* [WHAT YOU HAVE TO DO]:
The required output is a single number: how many lines of the material contain the string "file".
= = = =
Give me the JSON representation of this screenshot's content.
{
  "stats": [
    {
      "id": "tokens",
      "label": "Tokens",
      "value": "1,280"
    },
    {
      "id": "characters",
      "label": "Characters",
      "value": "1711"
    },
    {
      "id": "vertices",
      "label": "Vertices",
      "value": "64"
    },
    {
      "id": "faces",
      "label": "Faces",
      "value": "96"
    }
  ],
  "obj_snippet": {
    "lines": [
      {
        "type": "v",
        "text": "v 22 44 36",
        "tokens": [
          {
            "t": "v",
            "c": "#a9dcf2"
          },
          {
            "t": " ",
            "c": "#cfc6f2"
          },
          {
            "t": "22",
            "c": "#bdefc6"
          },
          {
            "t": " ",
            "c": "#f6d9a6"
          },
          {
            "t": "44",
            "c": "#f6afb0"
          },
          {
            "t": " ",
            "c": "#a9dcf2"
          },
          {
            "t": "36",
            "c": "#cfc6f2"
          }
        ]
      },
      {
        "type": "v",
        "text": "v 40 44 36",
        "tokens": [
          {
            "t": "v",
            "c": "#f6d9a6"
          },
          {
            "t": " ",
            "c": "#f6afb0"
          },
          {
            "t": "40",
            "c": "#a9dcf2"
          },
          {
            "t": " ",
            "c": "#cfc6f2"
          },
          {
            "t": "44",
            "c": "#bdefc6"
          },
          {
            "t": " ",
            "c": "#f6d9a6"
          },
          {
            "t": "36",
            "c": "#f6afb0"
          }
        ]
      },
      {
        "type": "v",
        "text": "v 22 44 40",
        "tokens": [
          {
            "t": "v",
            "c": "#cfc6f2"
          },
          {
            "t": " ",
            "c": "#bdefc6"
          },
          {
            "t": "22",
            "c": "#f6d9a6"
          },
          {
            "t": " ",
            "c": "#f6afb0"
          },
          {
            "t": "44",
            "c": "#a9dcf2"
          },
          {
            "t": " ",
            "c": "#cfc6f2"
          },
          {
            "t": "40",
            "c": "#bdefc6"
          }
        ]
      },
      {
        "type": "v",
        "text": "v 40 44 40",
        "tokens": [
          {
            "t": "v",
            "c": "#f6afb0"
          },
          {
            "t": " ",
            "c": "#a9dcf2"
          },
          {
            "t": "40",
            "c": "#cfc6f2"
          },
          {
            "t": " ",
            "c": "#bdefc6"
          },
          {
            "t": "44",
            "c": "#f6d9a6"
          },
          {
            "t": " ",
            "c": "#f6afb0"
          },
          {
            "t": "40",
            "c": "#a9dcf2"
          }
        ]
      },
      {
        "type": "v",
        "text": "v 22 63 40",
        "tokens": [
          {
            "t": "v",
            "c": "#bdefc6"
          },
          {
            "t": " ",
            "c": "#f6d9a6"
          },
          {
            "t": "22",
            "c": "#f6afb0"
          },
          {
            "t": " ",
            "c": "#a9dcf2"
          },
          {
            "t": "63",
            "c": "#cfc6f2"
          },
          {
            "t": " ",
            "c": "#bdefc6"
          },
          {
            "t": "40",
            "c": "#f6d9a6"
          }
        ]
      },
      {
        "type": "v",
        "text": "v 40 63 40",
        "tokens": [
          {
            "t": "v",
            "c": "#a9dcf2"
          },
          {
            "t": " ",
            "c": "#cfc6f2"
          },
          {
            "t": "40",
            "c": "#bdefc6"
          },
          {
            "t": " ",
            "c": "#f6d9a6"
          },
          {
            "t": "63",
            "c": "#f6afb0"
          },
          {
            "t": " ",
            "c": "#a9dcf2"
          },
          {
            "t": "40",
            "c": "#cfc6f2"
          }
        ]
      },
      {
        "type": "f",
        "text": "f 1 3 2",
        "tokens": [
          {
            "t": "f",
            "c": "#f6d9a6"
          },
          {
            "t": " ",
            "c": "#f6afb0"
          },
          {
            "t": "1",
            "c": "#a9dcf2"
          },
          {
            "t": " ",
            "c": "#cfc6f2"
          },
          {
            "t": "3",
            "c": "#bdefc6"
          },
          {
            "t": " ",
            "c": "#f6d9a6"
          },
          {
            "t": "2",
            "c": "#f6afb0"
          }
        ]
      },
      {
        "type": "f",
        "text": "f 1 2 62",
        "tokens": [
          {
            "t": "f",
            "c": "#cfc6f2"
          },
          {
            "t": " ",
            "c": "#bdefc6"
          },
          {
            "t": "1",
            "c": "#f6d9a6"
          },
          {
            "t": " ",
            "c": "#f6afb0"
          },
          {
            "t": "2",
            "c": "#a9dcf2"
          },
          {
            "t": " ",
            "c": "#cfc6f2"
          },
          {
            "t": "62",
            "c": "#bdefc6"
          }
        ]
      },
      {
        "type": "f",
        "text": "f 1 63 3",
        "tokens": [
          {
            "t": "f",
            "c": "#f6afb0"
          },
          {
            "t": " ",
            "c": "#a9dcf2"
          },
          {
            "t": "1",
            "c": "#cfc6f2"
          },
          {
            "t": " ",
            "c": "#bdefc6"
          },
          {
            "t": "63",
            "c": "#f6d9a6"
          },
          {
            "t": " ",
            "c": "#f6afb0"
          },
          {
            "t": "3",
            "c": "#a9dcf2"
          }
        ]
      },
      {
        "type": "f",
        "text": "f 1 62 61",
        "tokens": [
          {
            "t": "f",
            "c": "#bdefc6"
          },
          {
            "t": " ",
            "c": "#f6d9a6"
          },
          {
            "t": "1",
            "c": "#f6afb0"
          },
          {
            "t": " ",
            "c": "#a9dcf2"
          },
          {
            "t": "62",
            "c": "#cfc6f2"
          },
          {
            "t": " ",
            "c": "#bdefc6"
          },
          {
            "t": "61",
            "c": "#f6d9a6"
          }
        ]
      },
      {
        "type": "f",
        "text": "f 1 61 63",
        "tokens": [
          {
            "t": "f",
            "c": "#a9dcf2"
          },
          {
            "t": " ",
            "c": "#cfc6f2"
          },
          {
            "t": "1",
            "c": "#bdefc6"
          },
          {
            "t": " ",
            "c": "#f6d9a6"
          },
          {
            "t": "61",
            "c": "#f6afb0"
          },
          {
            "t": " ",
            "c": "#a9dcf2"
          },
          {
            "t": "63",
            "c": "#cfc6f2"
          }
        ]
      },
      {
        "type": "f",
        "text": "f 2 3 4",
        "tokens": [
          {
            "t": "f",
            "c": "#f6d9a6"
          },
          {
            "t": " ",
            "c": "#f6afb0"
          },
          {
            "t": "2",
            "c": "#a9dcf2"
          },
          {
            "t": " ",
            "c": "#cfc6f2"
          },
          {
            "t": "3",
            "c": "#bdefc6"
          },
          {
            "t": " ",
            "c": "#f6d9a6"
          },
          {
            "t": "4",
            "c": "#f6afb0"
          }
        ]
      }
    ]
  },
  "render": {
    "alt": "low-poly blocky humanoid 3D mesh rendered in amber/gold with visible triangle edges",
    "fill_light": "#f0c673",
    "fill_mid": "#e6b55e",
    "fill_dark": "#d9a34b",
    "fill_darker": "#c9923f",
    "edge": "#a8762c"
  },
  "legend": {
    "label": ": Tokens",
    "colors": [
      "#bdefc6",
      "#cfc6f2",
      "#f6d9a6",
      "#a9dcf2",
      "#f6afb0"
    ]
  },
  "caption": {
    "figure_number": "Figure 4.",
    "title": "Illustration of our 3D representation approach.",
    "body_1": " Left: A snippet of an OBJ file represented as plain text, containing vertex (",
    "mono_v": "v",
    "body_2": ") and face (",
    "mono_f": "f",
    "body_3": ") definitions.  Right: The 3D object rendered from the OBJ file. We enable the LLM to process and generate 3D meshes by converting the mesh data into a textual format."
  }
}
= = = =
* [IN RESPONSE]:
2